### What is asked
Tally every line featuring "Ions", then give that tally alone.
--- START ---
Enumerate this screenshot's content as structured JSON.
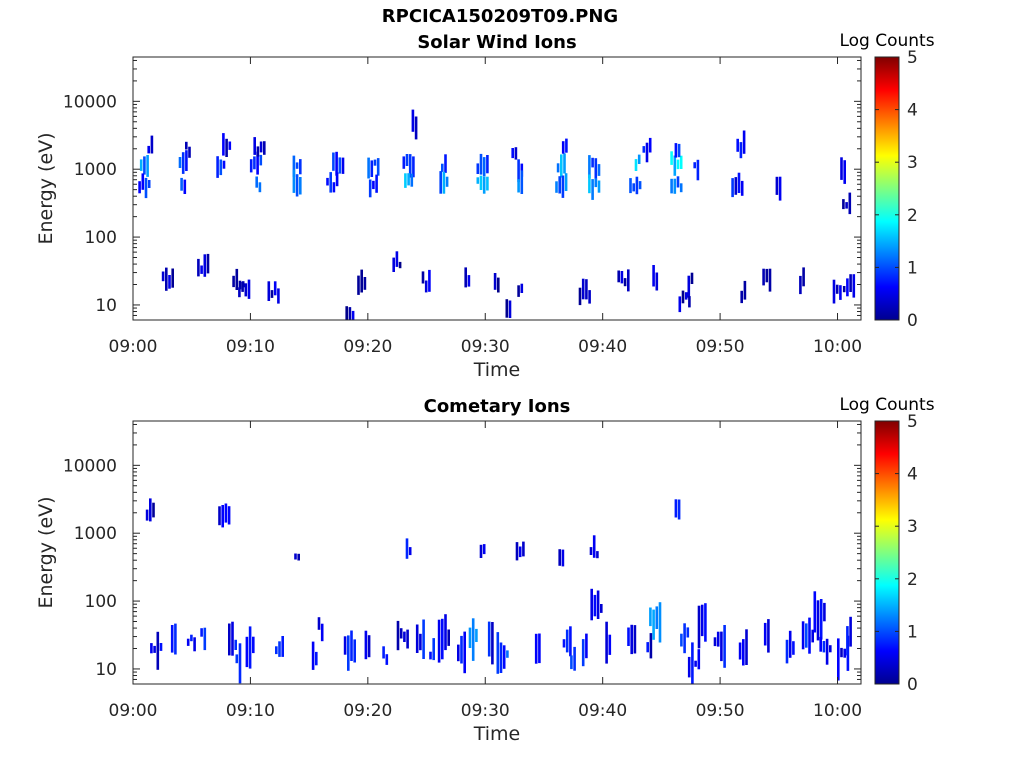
{
  "figure": {
    "filename": "RPCICA150209T09.PNG"
  },
  "chart_data": [
    {
      "type": "heatmap",
      "title": "Solar Wind Ions",
      "xlabel": "Time",
      "ylabel": "Energy (eV)",
      "x_ticks": [
        "09:00",
        "09:10",
        "09:20",
        "09:30",
        "09:40",
        "09:50",
        "10:00"
      ],
      "xlim_minutes": [
        0,
        62
      ],
      "y_scale": "log",
      "y_ticks": [
        10,
        100,
        1000,
        10000
      ],
      "y_tick_labels": [
        "10",
        "100",
        "1000",
        "10000"
      ],
      "ylim": [
        6,
        45000
      ],
      "colorbar": {
        "label": "Log Counts",
        "ticks": [
          0,
          1,
          2,
          3,
          4,
          5
        ],
        "colormap": "jet",
        "range": [
          0,
          5
        ]
      },
      "blobs": [
        [
          1,
          1200,
          1.2
        ],
        [
          1,
          600,
          0.8
        ],
        [
          4.3,
          1200,
          0.9
        ],
        [
          4.3,
          600,
          0.8
        ],
        [
          7.5,
          1200,
          0.9
        ],
        [
          10.5,
          1200,
          0.9
        ],
        [
          10.7,
          600,
          1.2
        ],
        [
          14,
          1150,
          1.0
        ],
        [
          14,
          600,
          1.3
        ],
        [
          17.5,
          1200,
          0.8
        ],
        [
          17,
          600,
          0.7
        ],
        [
          20.5,
          1150,
          0.9
        ],
        [
          20.5,
          600,
          0.8
        ],
        [
          23.5,
          1200,
          0.9
        ],
        [
          23.5,
          600,
          1.4
        ],
        [
          26.5,
          1150,
          0.9
        ],
        [
          26.5,
          600,
          1.2
        ],
        [
          29.8,
          1100,
          1.0
        ],
        [
          29.8,
          600,
          1.5
        ],
        [
          33,
          1100,
          0.8
        ],
        [
          33,
          550,
          1.1
        ],
        [
          36.5,
          1200,
          1.3
        ],
        [
          36.5,
          600,
          1.2
        ],
        [
          39.3,
          1100,
          1.0
        ],
        [
          39.3,
          550,
          1.4
        ],
        [
          43,
          1200,
          1.5
        ],
        [
          42.8,
          600,
          1.0
        ],
        [
          46.3,
          1250,
          1.6
        ],
        [
          46.3,
          600,
          1.2
        ],
        [
          48,
          1000,
          0.5
        ],
        [
          51.5,
          600,
          0.6
        ],
        [
          55,
          500,
          0.6
        ],
        [
          60.5,
          1000,
          0.4
        ],
        [
          60.8,
          330,
          0.4
        ],
        [
          1.5,
          2000,
          0.5
        ],
        [
          4.7,
          2000,
          0.5
        ],
        [
          8,
          2000,
          0.5
        ],
        [
          10.8,
          2000,
          0.5
        ],
        [
          24,
          4500,
          0.5
        ],
        [
          32.5,
          2000,
          0.5
        ],
        [
          36.8,
          2200,
          0.6
        ],
        [
          43.8,
          2000,
          0.6
        ],
        [
          46.4,
          2100,
          0.7
        ],
        [
          51.8,
          2200,
          0.5
        ],
        [
          9,
          22,
          0.4
        ],
        [
          9.5,
          18,
          0.4
        ],
        [
          12,
          15,
          0.3
        ],
        [
          19.5,
          20,
          0.4
        ],
        [
          22.5,
          40,
          0.3
        ],
        [
          25,
          22,
          0.4
        ],
        [
          28.5,
          25,
          0.3
        ],
        [
          31,
          20,
          0.3
        ],
        [
          33,
          18,
          0.3
        ],
        [
          38.5,
          15,
          0.3
        ],
        [
          44.5,
          25,
          0.3
        ],
        [
          47.5,
          22,
          0.3
        ],
        [
          52,
          15,
          0.3
        ],
        [
          54,
          25,
          0.3
        ],
        [
          57,
          22,
          0.3
        ],
        [
          60,
          18,
          0.3
        ],
        [
          61,
          20,
          0.4
        ],
        [
          3,
          25,
          0.3
        ],
        [
          6,
          35,
          0.3
        ],
        [
          18.5,
          7,
          0.3
        ],
        [
          32,
          10,
          0.3
        ],
        [
          41.8,
          25,
          0.3
        ],
        [
          47,
          12,
          0.3
        ]
      ]
    },
    {
      "type": "heatmap",
      "title": "Cometary Ions",
      "xlabel": "Time",
      "ylabel": "Energy (eV)",
      "x_ticks": [
        "09:00",
        "09:10",
        "09:20",
        "09:30",
        "09:40",
        "09:50",
        "10:00"
      ],
      "xlim_minutes": [
        0,
        62
      ],
      "y_scale": "log",
      "y_ticks": [
        10,
        100,
        1000,
        10000
      ],
      "y_tick_labels": [
        "10",
        "100",
        "1000",
        "10000"
      ],
      "ylim": [
        6,
        45000
      ],
      "colorbar": {
        "label": "Log Counts",
        "ticks": [
          0,
          1,
          2,
          3,
          4,
          5
        ],
        "colormap": "jet",
        "range": [
          0,
          5
        ]
      },
      "blobs": [
        [
          1.5,
          2000,
          0.4
        ],
        [
          7.8,
          2000,
          0.4
        ],
        [
          14,
          450,
          0.4
        ],
        [
          23.5,
          550,
          0.6
        ],
        [
          29.8,
          580,
          0.7
        ],
        [
          33,
          550,
          0.5
        ],
        [
          36.5,
          500,
          0.5
        ],
        [
          39.3,
          550,
          0.7
        ],
        [
          46.4,
          2000,
          0.7
        ],
        [
          2,
          20,
          0.5
        ],
        [
          3.5,
          30,
          0.6
        ],
        [
          5,
          25,
          0.8
        ],
        [
          6,
          30,
          0.7
        ],
        [
          8.5,
          25,
          0.6
        ],
        [
          9,
          12,
          1.0
        ],
        [
          10,
          20,
          0.7
        ],
        [
          12.5,
          20,
          0.6
        ],
        [
          15.5,
          15,
          0.5
        ],
        [
          16,
          40,
          0.4
        ],
        [
          18.5,
          20,
          0.7
        ],
        [
          20,
          25,
          0.5
        ],
        [
          21.5,
          15,
          0.6
        ],
        [
          23,
          30,
          0.5
        ],
        [
          24.5,
          25,
          0.7
        ],
        [
          25.5,
          18,
          0.6
        ],
        [
          26.5,
          30,
          0.5
        ],
        [
          28,
          20,
          0.7
        ],
        [
          29,
          30,
          1.3
        ],
        [
          30.5,
          25,
          0.6
        ],
        [
          31.5,
          15,
          0.9
        ],
        [
          34.5,
          20,
          0.5
        ],
        [
          37,
          25,
          0.6
        ],
        [
          37.5,
          12,
          0.8
        ],
        [
          38.5,
          20,
          0.7
        ],
        [
          39.5,
          90,
          0.5
        ],
        [
          40.5,
          25,
          0.6
        ],
        [
          42.5,
          30,
          0.5
        ],
        [
          44,
          20,
          0.5
        ],
        [
          44.5,
          50,
          1.2
        ],
        [
          47,
          30,
          1.0
        ],
        [
          47.8,
          12,
          0.8
        ],
        [
          48.5,
          45,
          0.5
        ],
        [
          50,
          25,
          0.6
        ],
        [
          52,
          20,
          0.6
        ],
        [
          54,
          35,
          0.7
        ],
        [
          56,
          20,
          0.6
        ],
        [
          57.5,
          30,
          0.7
        ],
        [
          58.5,
          60,
          0.6
        ],
        [
          59,
          20,
          0.6
        ],
        [
          60.5,
          15,
          0.6
        ],
        [
          61,
          30,
          0.6
        ]
      ]
    }
  ]
}
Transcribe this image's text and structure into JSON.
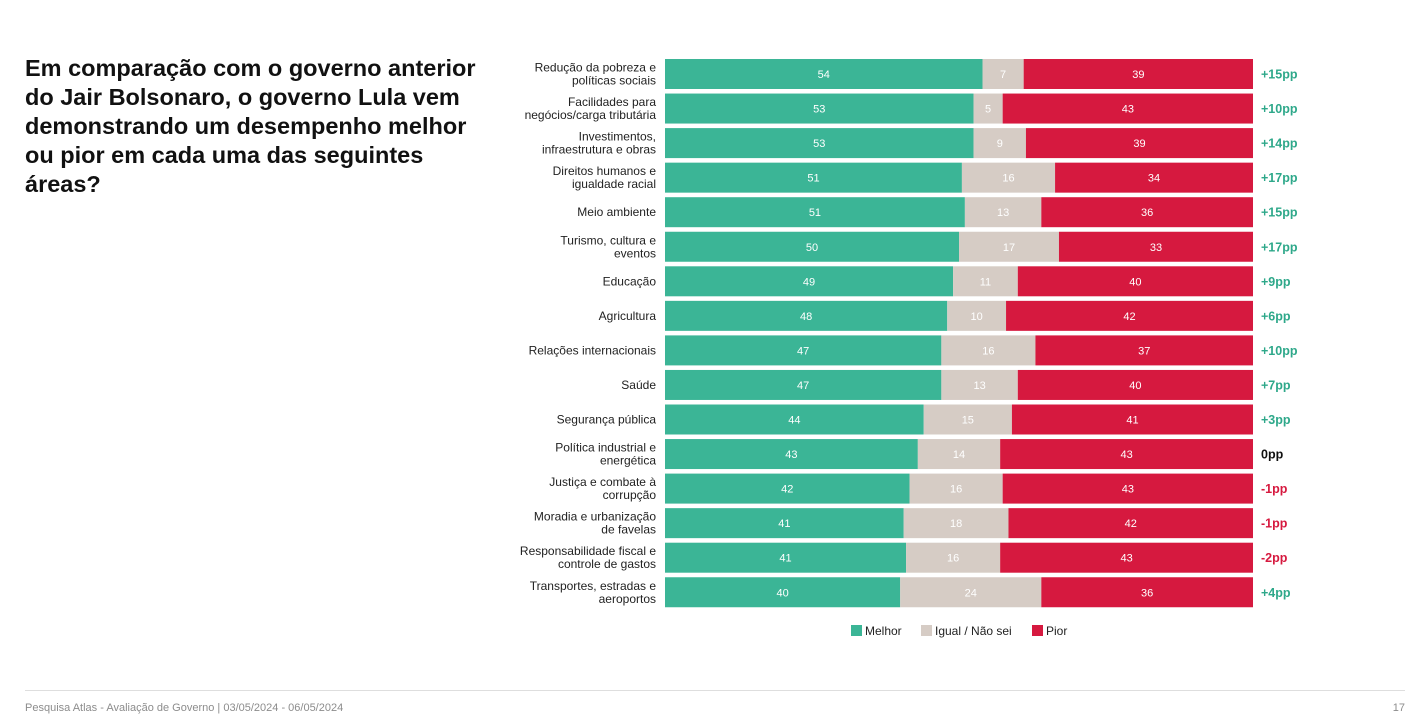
{
  "title": "Em comparação com o governo anterior do Jair Bolsonaro, o governo Lula vem demonstrando um desempenho melhor ou pior em cada uma das seguintes áreas?",
  "footer": {
    "source": "Pesquisa Atlas - Avaliação de Governo | 03/05/2024 - 06/05/2024",
    "page_number": "17"
  },
  "colors": {
    "melhor": "#3bb596",
    "igual": "#d6ccc5",
    "pior": "#d6193f",
    "diff_positive": "#2ea88a",
    "diff_negative": "#d6193f",
    "diff_zero": "#111111"
  },
  "chart_data": {
    "type": "bar",
    "orientation": "horizontal",
    "stacked": true,
    "xlim": [
      0,
      100
    ],
    "legend_position": "bottom",
    "categories": [
      [
        "Redução da pobreza e",
        "políticas sociais"
      ],
      [
        "Facilidades para",
        "negócios/carga tributária"
      ],
      [
        "Investimentos,",
        "infraestrutura e obras"
      ],
      [
        "Direitos humanos e",
        "igualdade racial"
      ],
      [
        "Meio ambiente"
      ],
      [
        "Turismo, cultura e",
        "eventos"
      ],
      [
        "Educação"
      ],
      [
        "Agricultura"
      ],
      [
        "Relações internacionais"
      ],
      [
        "Saúde"
      ],
      [
        "Segurança pública"
      ],
      [
        "Política industrial e",
        "energética"
      ],
      [
        "Justiça e combate à",
        "corrupção"
      ],
      [
        "Moradia e urbanização",
        "de favelas"
      ],
      [
        "Responsabilidade fiscal e",
        "controle de gastos"
      ],
      [
        "Transportes, estradas e",
        "aeroportos"
      ]
    ],
    "series": [
      {
        "name": "Melhor",
        "color": "#3bb596",
        "values": [
          54,
          53,
          53,
          51,
          51,
          50,
          49,
          48,
          47,
          47,
          44,
          43,
          42,
          41,
          41,
          40
        ]
      },
      {
        "name": "Igual / Não sei",
        "color": "#d6ccc5",
        "values": [
          7,
          5,
          9,
          16,
          13,
          17,
          11,
          10,
          16,
          13,
          15,
          14,
          16,
          18,
          16,
          24
        ]
      },
      {
        "name": "Pior",
        "color": "#d6193f",
        "values": [
          39,
          43,
          39,
          34,
          36,
          33,
          40,
          42,
          37,
          40,
          41,
          43,
          43,
          42,
          43,
          36
        ]
      }
    ],
    "differences": [
      "+15pp",
      "+10pp",
      "+14pp",
      "+17pp",
      "+15pp",
      "+17pp",
      "+9pp",
      "+6pp",
      "+10pp",
      "+7pp",
      "+3pp",
      "0pp",
      "-1pp",
      "-1pp",
      "-2pp",
      "+4pp"
    ]
  }
}
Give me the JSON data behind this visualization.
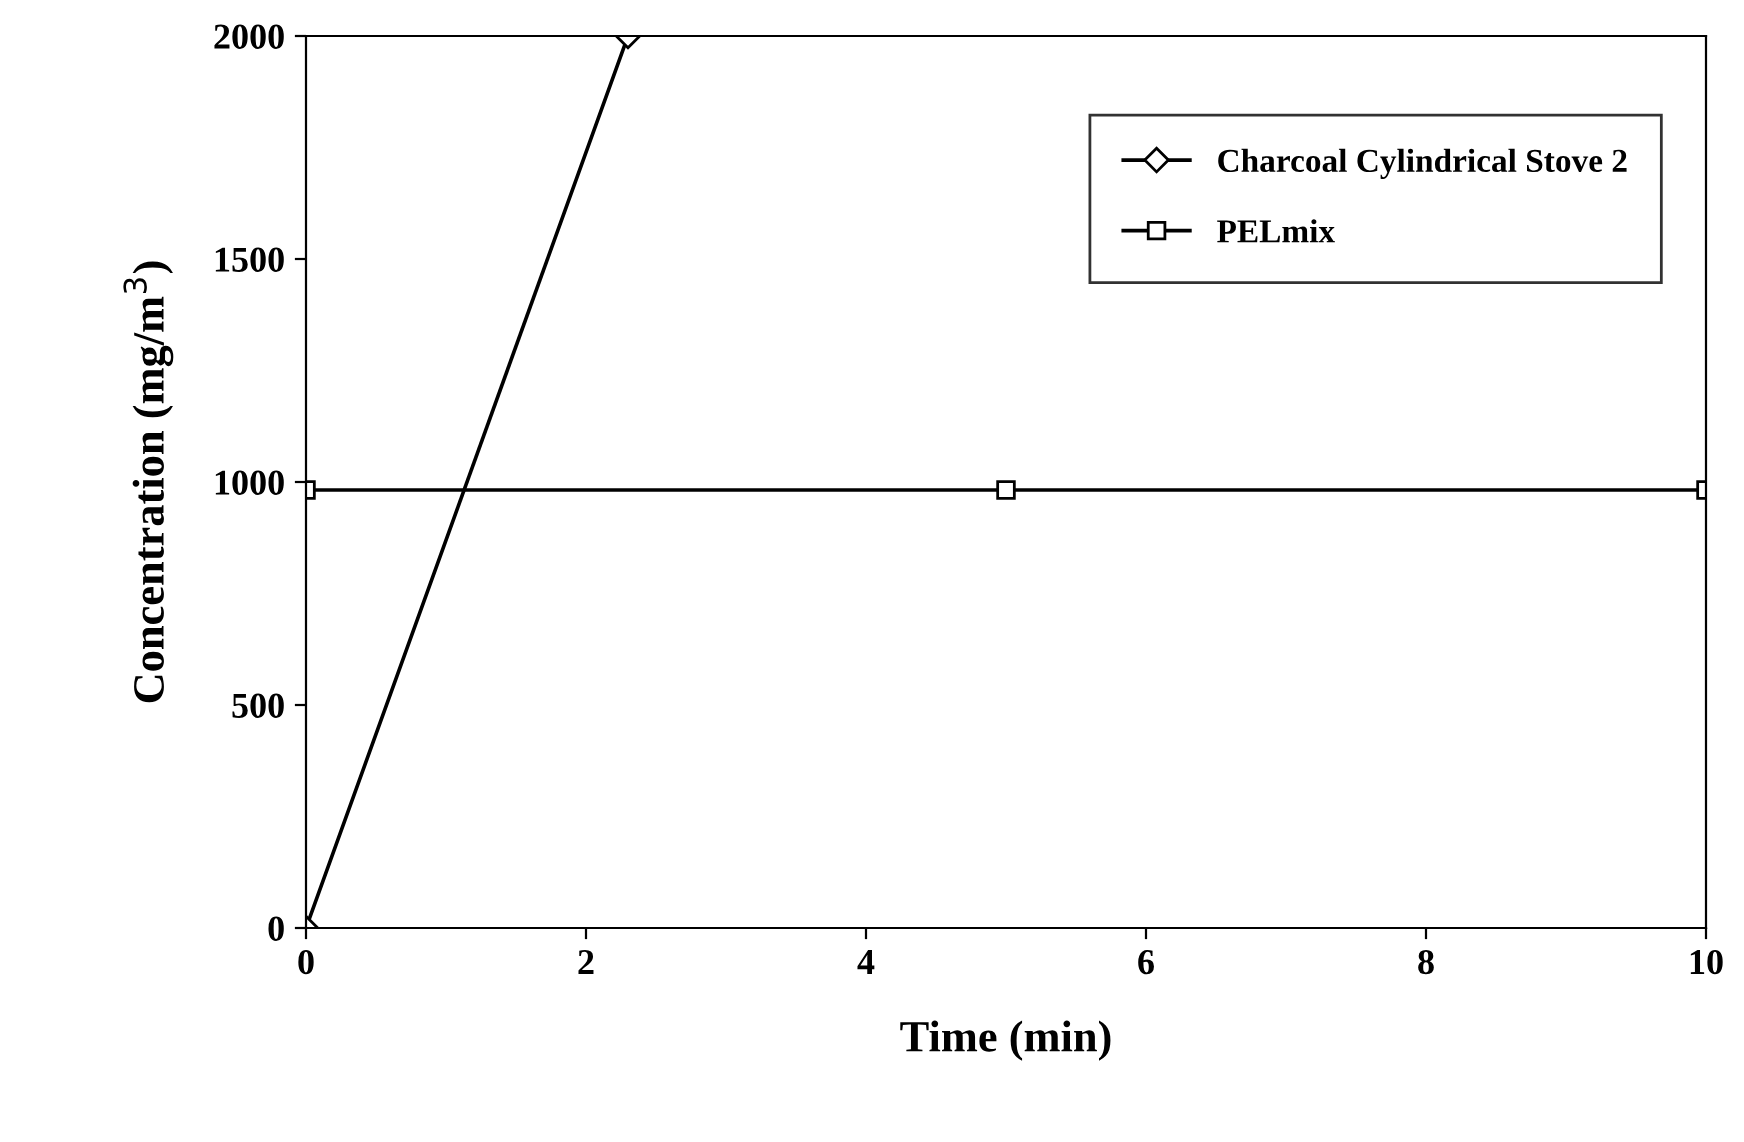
{
  "chart_data": {
    "type": "line",
    "xlabel": "Time (min)",
    "ylabel": "Concentration (mg/m$^{3}$)",
    "xlim": [
      0,
      10
    ],
    "ylim": [
      0,
      2000
    ],
    "xticks": [
      0,
      2,
      4,
      6,
      8,
      10
    ],
    "yticks": [
      0,
      500,
      1000,
      1500,
      2000
    ],
    "grid": false,
    "legend": "top right",
    "line_style": "solid",
    "series": [
      {
        "name": "Charcoal Cylindrical Stove 2",
        "color": "#000000",
        "marker": "diamond",
        "x": [
          0,
          2.3
        ],
        "values": [
          0,
          2000
        ]
      },
      {
        "name": "PELmix",
        "color": "#000000",
        "marker": "square",
        "x": [
          0,
          5,
          10
        ],
        "values": [
          982,
          982,
          982
        ]
      }
    ]
  }
}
--- END ---
### Solved exercise
2